Extract to read START

M Matulić 1, M Sopta 1, I Rubelj 1
PMCID: PMC6496270  PMID: 17635515

Abstract

Abstract.  Telomeres are among the most important structures in eukaryotic cells. Creating the physical ends of linear chromosomes, they play a crucial role in maintaining genome stability, control of cell division, cell growth and senescence. In vertebrates, telomeres consist of G‐rich repetitive DNA sequences (TTAGGG)n and specific proteins, creating a specialized structure called the telosome that through mutual interactions with many other factors in the cell give rise to dynamic regulation of chromosome maintenance. In this review, we survey the structural and mechanistic aspects of telomere length regulation and how these processes lead to alterations in normal and immortal cell growth.

Extract to read END
Given information START

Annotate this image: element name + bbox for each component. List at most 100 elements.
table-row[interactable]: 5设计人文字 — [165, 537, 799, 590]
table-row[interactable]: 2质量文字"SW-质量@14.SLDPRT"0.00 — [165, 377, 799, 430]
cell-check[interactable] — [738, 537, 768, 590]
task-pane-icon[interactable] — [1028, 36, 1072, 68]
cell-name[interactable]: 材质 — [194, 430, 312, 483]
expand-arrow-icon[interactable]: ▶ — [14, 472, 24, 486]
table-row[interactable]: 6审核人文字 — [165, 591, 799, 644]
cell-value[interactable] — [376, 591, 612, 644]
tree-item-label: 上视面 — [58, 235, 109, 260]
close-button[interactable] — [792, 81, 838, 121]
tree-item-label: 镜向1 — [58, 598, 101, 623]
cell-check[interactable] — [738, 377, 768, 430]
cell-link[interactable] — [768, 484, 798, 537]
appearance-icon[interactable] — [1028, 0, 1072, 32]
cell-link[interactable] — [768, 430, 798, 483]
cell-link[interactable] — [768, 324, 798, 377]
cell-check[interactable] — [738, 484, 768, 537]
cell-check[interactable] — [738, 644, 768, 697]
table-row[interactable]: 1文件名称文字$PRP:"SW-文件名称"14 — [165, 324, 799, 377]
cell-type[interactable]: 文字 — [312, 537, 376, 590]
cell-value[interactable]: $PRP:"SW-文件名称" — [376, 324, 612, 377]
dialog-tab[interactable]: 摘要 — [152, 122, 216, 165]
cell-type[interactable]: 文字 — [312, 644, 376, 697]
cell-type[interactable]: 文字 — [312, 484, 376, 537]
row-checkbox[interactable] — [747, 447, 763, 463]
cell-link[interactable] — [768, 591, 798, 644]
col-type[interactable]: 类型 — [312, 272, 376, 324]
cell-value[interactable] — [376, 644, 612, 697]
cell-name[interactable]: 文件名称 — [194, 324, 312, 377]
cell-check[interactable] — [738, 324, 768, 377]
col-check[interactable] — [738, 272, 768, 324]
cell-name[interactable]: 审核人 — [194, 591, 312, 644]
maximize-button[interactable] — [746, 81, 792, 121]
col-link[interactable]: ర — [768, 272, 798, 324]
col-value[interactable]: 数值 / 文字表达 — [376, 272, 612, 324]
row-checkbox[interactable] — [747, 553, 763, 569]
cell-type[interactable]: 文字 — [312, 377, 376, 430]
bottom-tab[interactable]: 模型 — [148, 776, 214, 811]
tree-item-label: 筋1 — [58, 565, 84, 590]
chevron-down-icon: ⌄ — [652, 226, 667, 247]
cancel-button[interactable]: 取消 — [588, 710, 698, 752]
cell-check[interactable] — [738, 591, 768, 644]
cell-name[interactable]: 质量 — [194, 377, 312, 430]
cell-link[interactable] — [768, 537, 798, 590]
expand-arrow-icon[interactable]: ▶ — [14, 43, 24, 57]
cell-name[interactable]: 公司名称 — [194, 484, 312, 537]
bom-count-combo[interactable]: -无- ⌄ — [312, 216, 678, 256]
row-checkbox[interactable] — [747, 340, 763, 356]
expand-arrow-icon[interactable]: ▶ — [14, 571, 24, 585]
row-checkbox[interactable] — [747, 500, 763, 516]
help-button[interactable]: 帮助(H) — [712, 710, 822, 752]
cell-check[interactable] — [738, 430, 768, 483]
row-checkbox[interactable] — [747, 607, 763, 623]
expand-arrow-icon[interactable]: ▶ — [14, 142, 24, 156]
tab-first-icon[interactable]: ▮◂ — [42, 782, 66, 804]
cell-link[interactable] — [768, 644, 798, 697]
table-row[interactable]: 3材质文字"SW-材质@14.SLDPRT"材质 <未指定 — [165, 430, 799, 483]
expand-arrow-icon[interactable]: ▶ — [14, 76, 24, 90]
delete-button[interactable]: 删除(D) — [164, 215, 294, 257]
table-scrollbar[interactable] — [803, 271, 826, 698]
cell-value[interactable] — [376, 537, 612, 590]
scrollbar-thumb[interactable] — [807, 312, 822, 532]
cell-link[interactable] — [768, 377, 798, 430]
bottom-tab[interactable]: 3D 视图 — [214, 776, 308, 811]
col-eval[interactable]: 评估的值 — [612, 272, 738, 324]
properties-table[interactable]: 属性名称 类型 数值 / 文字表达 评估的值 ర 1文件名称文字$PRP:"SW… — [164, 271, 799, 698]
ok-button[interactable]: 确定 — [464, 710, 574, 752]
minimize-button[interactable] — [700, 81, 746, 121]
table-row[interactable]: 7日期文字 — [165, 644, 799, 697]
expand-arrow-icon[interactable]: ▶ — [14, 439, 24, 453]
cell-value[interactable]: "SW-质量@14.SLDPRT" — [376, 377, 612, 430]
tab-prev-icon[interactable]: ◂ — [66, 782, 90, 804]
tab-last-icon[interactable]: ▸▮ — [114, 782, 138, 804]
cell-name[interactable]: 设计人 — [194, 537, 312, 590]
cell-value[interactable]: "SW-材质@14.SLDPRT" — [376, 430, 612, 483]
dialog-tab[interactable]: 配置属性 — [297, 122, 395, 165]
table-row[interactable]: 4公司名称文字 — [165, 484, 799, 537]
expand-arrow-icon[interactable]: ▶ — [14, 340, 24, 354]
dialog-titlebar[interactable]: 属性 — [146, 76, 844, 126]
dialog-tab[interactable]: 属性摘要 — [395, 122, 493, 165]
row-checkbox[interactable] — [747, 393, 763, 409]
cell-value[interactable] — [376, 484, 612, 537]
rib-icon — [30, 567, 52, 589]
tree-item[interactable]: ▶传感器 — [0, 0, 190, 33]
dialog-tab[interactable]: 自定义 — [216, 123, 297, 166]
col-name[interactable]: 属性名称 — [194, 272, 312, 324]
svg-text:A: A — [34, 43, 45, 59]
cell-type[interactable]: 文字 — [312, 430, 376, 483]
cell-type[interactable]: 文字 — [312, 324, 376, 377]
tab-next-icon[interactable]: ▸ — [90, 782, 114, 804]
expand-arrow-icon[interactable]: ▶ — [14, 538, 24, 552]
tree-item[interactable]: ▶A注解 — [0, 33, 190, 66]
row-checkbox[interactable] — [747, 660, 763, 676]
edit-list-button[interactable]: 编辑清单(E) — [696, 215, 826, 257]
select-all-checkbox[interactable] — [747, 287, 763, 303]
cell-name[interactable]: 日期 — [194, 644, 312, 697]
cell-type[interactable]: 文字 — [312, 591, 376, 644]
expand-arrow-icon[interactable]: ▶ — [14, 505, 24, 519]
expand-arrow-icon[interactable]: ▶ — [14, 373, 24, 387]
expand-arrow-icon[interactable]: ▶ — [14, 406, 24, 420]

Given information END

> Work order 1:
Rewrite the paragraph of the telomere abstract that begins "Telomeres are among the most important structures" as a short bulleted list that keeps its main facts.
> Work order 2:
Decide whether each statement agrees with the telomere abstract. Answer yes or no, and quote the words that decide it. (a) In vertebrates, telomeres are made of C-rich repetitive DNA sequences. (b) The specialized structure formed by telomeric DNA and proteins is called the telosome. (c) Telomeres create the physical ends of circular chromosomes.
> Work order 3:
Reproduce the part of the telomere abstract starting with "M Matulić 1, M" and going on through "immortal cell growth.".
The data are separate material, apart from the telomere abstract.

> Exercise response 1:
- Telomeres are among the most important structures in eukaryotic cells.
- They form the physical ends of linear chromosomes.
- They are crucial for genome stability, control of cell division, cell growth and senescence.
- In vertebrates, they consist of G‐rich repetitive DNA sequences (TTAGGG)n and specific proteins, which form a specialized structure called the telosome.
- Interactions between the telosome and many other factors in the cell regulate chromosome maintenance dynamically.
- The review surveys the structural and mechanistic aspects of telomere length regulation and how these processes alter normal and immortal cell growth.

> Exercise response 2:
(a) No: "In vertebrates, telomeres consist of G‐rich repetitive DNA sequences (TTAGGG)n"
(b) Yes: "creating a specialized structure called the telosome"
(c) No: "Creating the physical ends of linear chromosomes"

> Exercise response 3:
M Matulić 1, M Sopta 1, I Rubelj 1
PMCID: PMC6496270  PMID: 17635515

Abstract

Abstract.  Telomeres are among the most important structures in eukaryotic cells. Creating the physical ends of linear chromosomes, they play a crucial role in maintaining genome stability, control of cell division, cell growth and senescence. In vertebrates, telomeres consist of G‐rich repetitive DNA sequences (TTAGGG)n and specific proteins, creating a specialized structure called the telosome that through mutual interactions with many other factors in the cell give rise to dynamic regulation of chromosome maintenance. In this review, we survey the structural and mechanistic aspects of telomere length regulation and how these processes lead to alterations in normal and immortal cell growth.